(Records from a data source)
══════════
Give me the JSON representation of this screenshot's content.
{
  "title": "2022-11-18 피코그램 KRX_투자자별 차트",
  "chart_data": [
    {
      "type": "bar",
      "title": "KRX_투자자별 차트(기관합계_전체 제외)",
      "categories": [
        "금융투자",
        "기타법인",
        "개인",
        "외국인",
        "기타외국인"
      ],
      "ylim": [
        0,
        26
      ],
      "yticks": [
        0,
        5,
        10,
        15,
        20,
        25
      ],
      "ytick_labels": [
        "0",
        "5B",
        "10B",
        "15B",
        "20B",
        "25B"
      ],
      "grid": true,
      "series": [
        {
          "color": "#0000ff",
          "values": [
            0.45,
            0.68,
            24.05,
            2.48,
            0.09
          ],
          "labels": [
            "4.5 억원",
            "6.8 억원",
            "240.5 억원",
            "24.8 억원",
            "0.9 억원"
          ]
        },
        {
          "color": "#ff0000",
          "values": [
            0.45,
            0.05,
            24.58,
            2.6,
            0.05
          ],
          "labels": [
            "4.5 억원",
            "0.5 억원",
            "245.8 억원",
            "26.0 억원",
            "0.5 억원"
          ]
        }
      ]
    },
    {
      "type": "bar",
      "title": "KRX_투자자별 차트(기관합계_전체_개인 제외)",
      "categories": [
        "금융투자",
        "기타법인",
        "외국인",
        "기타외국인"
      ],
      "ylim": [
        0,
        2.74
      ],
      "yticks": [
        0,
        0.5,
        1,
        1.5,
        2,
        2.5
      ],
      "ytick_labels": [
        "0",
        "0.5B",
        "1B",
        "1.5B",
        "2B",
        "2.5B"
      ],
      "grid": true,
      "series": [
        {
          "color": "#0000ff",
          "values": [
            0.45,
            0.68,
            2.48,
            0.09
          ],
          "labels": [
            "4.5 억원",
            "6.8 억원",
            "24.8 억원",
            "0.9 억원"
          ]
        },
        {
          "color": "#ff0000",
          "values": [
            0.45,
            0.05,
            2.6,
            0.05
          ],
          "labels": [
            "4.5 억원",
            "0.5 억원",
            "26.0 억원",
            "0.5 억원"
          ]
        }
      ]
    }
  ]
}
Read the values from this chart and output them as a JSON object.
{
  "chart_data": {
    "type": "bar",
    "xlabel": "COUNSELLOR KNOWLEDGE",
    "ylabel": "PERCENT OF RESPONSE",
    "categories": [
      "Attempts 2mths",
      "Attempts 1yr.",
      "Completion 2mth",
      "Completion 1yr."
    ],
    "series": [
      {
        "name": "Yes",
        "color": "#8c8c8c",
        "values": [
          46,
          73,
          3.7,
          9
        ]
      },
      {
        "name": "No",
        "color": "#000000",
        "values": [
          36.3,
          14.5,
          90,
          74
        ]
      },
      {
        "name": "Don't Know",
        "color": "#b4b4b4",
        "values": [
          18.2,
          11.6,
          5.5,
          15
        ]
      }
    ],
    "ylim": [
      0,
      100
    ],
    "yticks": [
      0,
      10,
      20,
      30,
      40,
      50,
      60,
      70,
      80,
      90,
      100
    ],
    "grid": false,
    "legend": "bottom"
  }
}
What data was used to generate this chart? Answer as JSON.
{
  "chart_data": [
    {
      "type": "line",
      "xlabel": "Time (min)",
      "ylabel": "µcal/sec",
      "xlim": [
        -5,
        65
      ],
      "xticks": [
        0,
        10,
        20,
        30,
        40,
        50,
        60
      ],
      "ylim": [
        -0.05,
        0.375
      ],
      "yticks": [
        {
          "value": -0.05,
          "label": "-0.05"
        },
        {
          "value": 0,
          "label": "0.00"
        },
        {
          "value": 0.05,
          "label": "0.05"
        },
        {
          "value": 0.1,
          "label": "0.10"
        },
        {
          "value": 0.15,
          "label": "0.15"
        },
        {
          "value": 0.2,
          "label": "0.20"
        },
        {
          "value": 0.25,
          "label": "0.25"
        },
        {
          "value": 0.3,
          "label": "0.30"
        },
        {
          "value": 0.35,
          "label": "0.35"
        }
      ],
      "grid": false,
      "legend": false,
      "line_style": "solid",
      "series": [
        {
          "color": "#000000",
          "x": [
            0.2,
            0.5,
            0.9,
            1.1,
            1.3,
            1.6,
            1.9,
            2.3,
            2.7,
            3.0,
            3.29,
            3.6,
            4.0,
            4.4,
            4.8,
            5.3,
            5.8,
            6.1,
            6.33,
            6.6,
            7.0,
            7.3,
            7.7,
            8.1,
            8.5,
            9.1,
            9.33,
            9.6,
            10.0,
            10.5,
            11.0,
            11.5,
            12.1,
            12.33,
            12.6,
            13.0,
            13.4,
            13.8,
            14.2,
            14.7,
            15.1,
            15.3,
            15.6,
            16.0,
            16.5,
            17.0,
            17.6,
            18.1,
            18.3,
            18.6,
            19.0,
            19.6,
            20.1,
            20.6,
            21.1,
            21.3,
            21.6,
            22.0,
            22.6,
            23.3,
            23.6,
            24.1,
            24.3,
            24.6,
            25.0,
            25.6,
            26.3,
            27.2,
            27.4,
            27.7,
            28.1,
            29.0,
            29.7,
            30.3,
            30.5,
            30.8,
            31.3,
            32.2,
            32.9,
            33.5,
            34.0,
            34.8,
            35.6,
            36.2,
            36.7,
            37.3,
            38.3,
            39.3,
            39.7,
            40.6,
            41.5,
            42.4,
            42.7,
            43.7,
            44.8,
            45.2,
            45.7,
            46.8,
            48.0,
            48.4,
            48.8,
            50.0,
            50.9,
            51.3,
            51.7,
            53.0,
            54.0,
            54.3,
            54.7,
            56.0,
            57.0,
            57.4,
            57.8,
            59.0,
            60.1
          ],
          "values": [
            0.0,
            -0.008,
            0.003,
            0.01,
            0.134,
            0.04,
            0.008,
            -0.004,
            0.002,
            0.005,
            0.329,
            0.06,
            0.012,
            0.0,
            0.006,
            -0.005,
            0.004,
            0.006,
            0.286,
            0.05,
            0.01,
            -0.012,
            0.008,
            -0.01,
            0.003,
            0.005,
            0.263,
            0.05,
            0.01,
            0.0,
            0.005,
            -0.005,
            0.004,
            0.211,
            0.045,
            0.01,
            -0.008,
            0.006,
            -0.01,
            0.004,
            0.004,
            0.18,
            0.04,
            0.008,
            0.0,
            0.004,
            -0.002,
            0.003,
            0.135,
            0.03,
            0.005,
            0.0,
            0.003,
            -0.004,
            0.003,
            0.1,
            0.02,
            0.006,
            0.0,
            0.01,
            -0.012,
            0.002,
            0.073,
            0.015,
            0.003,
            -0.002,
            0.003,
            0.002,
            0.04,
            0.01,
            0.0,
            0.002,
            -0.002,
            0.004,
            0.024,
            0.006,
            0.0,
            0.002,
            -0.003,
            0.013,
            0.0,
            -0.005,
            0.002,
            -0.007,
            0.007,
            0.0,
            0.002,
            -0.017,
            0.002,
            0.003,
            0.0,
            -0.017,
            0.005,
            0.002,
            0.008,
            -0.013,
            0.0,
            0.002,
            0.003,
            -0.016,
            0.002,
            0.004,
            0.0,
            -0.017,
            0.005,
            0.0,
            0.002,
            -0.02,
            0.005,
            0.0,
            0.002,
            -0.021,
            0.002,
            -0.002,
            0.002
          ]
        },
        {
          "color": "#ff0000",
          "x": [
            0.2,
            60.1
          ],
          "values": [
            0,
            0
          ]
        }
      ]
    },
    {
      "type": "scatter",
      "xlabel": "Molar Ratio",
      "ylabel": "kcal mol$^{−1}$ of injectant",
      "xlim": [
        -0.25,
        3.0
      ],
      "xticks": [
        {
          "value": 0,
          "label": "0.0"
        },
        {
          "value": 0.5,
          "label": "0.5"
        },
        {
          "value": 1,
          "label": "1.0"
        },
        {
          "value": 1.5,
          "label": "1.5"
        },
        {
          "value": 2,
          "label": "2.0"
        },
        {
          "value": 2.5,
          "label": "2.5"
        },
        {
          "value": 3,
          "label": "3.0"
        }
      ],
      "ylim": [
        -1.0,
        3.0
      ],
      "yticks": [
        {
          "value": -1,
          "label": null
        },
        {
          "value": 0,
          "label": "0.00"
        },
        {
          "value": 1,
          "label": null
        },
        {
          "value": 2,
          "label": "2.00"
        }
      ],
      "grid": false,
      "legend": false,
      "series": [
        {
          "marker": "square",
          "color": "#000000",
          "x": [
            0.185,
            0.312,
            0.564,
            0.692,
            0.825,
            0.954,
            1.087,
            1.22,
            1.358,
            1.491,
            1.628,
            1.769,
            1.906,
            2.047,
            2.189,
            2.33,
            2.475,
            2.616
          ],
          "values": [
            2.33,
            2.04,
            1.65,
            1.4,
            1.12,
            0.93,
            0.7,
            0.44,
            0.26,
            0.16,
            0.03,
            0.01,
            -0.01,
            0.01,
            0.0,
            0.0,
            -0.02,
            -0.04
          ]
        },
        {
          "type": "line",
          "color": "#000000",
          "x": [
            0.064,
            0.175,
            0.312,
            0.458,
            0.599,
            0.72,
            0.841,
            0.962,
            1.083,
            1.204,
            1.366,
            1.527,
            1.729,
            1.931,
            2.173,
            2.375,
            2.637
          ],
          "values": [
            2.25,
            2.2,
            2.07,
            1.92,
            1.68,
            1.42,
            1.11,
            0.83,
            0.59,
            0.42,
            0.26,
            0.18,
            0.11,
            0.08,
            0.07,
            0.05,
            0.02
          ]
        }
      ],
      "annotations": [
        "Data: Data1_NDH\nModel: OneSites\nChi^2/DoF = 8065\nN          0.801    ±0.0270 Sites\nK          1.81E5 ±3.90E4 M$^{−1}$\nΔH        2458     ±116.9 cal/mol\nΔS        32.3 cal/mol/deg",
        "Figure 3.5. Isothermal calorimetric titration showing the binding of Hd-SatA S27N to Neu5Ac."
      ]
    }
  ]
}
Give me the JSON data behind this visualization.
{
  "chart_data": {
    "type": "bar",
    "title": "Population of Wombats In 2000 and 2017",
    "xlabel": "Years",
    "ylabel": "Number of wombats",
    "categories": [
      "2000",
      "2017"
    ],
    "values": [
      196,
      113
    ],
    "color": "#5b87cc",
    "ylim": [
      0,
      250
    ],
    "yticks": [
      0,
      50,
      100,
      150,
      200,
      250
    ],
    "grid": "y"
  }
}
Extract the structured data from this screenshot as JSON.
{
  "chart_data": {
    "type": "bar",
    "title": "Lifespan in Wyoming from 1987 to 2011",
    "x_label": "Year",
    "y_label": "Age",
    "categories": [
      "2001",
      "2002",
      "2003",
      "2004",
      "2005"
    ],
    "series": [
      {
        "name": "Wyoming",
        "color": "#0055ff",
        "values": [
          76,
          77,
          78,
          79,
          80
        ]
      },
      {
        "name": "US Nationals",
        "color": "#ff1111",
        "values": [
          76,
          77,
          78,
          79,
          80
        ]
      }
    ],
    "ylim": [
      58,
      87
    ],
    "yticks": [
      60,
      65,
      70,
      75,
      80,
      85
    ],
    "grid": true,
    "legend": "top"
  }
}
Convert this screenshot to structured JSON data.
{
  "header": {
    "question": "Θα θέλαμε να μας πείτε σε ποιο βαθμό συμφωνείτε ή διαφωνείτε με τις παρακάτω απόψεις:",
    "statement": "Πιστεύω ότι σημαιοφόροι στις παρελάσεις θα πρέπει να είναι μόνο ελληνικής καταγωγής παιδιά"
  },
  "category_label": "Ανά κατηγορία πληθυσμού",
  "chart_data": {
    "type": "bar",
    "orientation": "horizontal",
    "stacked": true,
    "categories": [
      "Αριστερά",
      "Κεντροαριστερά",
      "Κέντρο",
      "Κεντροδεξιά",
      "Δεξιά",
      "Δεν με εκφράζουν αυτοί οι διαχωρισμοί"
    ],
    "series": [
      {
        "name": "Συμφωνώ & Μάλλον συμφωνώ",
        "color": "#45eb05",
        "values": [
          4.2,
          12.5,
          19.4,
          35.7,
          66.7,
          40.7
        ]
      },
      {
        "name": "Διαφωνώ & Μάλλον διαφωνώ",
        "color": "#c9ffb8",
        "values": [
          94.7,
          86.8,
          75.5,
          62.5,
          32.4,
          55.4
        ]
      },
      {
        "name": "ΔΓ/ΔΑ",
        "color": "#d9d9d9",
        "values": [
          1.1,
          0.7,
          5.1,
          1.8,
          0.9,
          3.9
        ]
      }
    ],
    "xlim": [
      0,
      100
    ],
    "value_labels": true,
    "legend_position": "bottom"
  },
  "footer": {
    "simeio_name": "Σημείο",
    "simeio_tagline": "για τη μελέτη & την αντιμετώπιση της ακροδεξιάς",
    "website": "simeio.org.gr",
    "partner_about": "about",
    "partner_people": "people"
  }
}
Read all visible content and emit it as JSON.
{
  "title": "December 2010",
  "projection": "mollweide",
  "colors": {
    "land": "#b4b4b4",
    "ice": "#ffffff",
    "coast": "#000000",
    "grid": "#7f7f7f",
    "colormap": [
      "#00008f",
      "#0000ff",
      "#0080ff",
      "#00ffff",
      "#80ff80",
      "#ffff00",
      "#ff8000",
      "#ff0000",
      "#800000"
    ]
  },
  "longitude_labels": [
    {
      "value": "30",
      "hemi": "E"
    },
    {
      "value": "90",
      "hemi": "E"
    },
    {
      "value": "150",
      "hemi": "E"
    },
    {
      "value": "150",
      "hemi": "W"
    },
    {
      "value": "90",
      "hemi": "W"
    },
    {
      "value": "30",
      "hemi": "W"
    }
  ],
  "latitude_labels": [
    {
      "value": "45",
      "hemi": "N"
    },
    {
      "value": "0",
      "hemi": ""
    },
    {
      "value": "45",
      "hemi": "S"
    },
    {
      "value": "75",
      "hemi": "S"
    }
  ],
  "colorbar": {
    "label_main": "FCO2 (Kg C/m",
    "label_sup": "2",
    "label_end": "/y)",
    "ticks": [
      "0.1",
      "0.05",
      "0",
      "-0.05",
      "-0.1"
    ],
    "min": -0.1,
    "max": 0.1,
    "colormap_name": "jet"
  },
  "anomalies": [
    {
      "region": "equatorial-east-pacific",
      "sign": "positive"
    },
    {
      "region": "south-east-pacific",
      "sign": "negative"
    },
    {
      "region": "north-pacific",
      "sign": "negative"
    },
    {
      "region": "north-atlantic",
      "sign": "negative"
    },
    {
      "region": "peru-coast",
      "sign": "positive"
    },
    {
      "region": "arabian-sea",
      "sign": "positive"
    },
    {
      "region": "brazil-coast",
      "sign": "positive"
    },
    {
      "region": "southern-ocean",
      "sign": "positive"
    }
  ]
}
══════════
## Stated task
State the number of lines holding the word "ylabel" in the listing. Add nothing else.

## Response
4